- **DATASET ENTRIES**
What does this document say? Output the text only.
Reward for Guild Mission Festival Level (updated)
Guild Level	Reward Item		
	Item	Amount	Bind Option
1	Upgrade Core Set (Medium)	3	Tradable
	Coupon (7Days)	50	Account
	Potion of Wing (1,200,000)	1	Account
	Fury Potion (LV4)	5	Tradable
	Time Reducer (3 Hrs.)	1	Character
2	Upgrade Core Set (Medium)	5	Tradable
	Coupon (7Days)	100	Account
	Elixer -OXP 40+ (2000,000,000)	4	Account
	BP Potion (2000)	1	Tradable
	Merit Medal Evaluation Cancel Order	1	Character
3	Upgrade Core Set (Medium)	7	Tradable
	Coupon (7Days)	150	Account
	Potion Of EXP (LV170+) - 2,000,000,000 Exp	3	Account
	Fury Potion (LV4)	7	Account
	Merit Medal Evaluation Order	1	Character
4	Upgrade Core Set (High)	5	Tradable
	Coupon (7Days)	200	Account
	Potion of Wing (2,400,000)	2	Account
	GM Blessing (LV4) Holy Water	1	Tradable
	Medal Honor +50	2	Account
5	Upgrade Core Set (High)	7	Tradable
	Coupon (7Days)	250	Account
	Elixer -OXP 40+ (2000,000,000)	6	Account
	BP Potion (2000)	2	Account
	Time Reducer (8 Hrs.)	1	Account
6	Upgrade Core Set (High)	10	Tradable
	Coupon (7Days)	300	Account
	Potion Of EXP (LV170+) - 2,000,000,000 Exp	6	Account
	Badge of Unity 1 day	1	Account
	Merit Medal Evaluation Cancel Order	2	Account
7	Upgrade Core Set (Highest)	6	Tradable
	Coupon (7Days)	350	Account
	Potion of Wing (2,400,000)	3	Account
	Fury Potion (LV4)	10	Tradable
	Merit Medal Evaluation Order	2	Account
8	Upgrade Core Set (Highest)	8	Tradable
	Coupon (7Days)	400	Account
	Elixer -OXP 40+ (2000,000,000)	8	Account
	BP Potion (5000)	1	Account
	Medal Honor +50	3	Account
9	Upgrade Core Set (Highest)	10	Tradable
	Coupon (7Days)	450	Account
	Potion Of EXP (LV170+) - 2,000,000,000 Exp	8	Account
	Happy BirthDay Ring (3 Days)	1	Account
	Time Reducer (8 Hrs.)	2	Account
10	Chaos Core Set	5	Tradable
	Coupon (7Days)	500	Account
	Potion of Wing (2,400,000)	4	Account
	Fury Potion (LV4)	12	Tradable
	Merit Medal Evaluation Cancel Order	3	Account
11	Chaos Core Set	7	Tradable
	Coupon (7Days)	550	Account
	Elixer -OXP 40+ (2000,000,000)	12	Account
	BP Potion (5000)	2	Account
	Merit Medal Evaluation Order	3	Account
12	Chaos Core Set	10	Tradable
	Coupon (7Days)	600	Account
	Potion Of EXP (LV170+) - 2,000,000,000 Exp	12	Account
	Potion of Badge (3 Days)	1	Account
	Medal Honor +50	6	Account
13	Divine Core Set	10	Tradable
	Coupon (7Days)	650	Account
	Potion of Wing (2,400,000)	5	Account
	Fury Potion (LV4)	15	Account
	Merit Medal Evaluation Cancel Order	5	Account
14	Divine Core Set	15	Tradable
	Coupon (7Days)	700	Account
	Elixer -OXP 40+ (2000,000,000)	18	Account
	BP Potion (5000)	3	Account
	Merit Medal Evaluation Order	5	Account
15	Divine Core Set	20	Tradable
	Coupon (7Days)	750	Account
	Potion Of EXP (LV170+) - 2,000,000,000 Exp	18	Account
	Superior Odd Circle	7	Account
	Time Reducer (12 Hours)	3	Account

- **PROBLEM TO SOLVE**
Work through the records above line by line and count those that hold the string "Upgrade". Give only the result.

- **EXERCISE RESULT**
9